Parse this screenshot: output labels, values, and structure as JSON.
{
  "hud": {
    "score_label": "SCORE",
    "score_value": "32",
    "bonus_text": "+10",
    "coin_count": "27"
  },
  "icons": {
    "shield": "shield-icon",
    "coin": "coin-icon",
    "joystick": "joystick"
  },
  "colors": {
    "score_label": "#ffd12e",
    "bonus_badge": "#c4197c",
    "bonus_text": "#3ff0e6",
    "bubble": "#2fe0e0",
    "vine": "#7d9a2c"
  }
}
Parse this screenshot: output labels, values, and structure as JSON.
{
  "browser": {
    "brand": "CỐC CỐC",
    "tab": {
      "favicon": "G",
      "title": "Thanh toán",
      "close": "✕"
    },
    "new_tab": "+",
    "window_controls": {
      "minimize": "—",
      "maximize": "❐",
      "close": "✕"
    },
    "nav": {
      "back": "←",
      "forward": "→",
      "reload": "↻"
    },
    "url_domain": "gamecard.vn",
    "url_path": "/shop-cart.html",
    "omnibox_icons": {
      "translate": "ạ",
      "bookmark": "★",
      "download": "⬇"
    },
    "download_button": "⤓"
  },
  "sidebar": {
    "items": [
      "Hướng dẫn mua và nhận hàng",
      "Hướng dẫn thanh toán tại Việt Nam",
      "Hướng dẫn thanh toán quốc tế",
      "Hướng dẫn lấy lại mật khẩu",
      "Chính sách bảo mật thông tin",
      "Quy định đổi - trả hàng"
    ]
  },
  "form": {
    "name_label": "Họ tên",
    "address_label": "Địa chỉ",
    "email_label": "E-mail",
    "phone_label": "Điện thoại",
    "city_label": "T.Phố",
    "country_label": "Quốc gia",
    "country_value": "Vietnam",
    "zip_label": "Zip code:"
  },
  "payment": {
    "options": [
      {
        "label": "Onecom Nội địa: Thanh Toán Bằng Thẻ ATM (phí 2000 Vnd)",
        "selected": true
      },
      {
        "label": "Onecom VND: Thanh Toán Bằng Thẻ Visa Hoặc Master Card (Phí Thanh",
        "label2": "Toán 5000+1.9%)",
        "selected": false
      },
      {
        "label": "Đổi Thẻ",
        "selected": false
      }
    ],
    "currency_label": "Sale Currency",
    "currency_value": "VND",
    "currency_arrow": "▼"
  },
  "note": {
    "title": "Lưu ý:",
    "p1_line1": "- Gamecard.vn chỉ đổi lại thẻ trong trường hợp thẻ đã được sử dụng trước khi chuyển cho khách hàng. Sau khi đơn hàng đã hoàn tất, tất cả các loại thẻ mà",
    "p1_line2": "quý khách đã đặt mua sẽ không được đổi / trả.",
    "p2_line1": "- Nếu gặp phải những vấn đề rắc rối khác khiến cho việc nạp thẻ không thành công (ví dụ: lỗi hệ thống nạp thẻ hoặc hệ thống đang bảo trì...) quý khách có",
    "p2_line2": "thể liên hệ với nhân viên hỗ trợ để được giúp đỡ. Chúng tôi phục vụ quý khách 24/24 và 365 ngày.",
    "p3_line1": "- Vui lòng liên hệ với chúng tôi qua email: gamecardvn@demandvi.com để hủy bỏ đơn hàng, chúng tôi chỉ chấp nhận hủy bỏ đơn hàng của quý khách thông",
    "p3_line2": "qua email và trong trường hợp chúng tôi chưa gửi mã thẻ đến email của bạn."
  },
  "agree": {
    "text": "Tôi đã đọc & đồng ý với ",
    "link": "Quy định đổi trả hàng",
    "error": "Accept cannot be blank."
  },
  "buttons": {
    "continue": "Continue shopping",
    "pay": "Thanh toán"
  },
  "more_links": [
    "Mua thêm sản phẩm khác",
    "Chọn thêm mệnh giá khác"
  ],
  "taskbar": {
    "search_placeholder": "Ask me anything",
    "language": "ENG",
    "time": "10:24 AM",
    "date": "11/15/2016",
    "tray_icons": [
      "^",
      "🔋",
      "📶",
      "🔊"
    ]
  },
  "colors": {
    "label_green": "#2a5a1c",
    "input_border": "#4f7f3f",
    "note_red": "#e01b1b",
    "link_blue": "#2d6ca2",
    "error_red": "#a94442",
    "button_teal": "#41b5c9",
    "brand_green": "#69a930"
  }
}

> [OBJECTIVE]: Repeat the entries shown above, every one, word for word.

> [EXERCISE OUTPUT]:
Parse this screenshot: output labels, values, and structure as JSON.
{
  "hud": {
    "score_label": "SCORE",
    "score_value": "32",
    "bonus_text": "+10",
    "coin_count": "27"
  },
  "icons": {
    "shield": "shield-icon",
    "coin": "coin-icon",
    "joystick": "joystick"
  },
  "colors": {
    "score_label": "#ffd12e",
    "bonus_badge": "#c4197c",
    "bonus_text": "#3ff0e6",
    "bubble": "#2fe0e0",
    "vine": "#7d9a2c"
  }
}
Parse this screenshot: output labels, values, and structure as JSON.
{
  "browser": {
    "brand": "CỐC CỐC",
    "tab": {
      "favicon": "G",
      "title": "Thanh toán",
      "close": "✕"
    },
    "new_tab": "+",
    "window_controls": {
      "minimize": "—",
      "maximize": "❐",
      "close": "✕"
    },
    "nav": {
      "back": "←",
      "forward": "→",
      "reload": "↻"
    },
    "url_domain": "gamecard.vn",
    "url_path": "/shop-cart.html",
    "omnibox_icons": {
      "translate": "ạ",
      "bookmark": "★",
      "download": "⬇"
    },
    "download_button": "⤓"
  },
  "sidebar": {
    "items": [
      "Hướng dẫn mua và nhận hàng",
      "Hướng dẫn thanh toán tại Việt Nam",
      "Hướng dẫn thanh toán quốc tế",
      "Hướng dẫn lấy lại mật khẩu",
      "Chính sách bảo mật thông tin",
      "Quy định đổi - trả hàng"
    ]
  },
  "form": {
    "name_label": "Họ tên",
    "address_label": "Địa chỉ",
    "email_label": "E-mail",
    "phone_label": "Điện thoại",
    "city_label": "T.Phố",
    "country_label": "Quốc gia",
    "country_value": "Vietnam",
    "zip_label": "Zip code:"
  },
  "payment": {
    "options": [
      {
        "label": "Onecom Nội địa: Thanh Toán Bằng Thẻ ATM (phí 2000 Vnd)",
        "selected": true
      },
      {
        "label": "Onecom VND: Thanh Toán Bằng Thẻ Visa Hoặc Master Card (Phí Thanh",
        "label2": "Toán 5000+1.9%)",
        "selected": false
      },
      {
        "label": "Đổi Thẻ",
        "selected": false
      }
    ],
    "currency_label": "Sale Currency",
    "currency_value": "VND",
    "currency_arrow": "▼"
  },
  "note": {
    "title": "Lưu ý:",
    "p1_line1": "- Gamecard.vn chỉ đổi lại thẻ trong trường hợp thẻ đã được sử dụng trước khi chuyển cho khách hàng. Sau khi đơn hàng đã hoàn tất, tất cả các loại thẻ mà",
    "p1_line2": "quý khách đã đặt mua sẽ không được đổi / trả.",
    "p2_line1": "- Nếu gặp phải những vấn đề rắc rối khác khiến cho việc nạp thẻ không thành công (ví dụ: lỗi hệ thống nạp thẻ hoặc hệ thống đang bảo trì...) quý khách có",
    "p2_line2": "thể liên hệ với nhân viên hỗ trợ để được giúp đỡ. Chúng tôi phục vụ quý khách 24/24 và 365 ngày.",
    "p3_line1": "- Vui lòng liên hệ với chúng tôi qua email: gamecardvn@demandvi.com để hủy bỏ đơn hàng, chúng tôi chỉ chấp nhận hủy bỏ đơn hàng của quý khách thông",
    "p3_line2": "qua email và trong trường hợp chúng tôi chưa gửi mã thẻ đến email của bạn."
  },
  "agree": {
    "text": "Tôi đã đọc & đồng ý với ",
    "link": "Quy định đổi trả hàng",
    "error": "Accept cannot be blank."
  },
  "buttons": {
    "continue": "Continue shopping",
    "pay": "Thanh toán"
  },
  "more_links": [
    "Mua thêm sản phẩm khác",
    "Chọn thêm mệnh giá khác"
  ],
  "taskbar": {
    "search_placeholder": "Ask me anything",
    "language": "ENG",
    "time": "10:24 AM",
    "date": "11/15/2016",
    "tray_icons": [
      "^",
      "🔋",
      "📶",
      "🔊"
    ]
  },
  "colors": {
    "label_green": "#2a5a1c",
    "input_border": "#4f7f3f",
    "note_red": "#e01b1b",
    "link_blue": "#2d6ca2",
    "error_red": "#a94442",
    "button_teal": "#41b5c9",
    "brand_green": "#69a930"
  }
}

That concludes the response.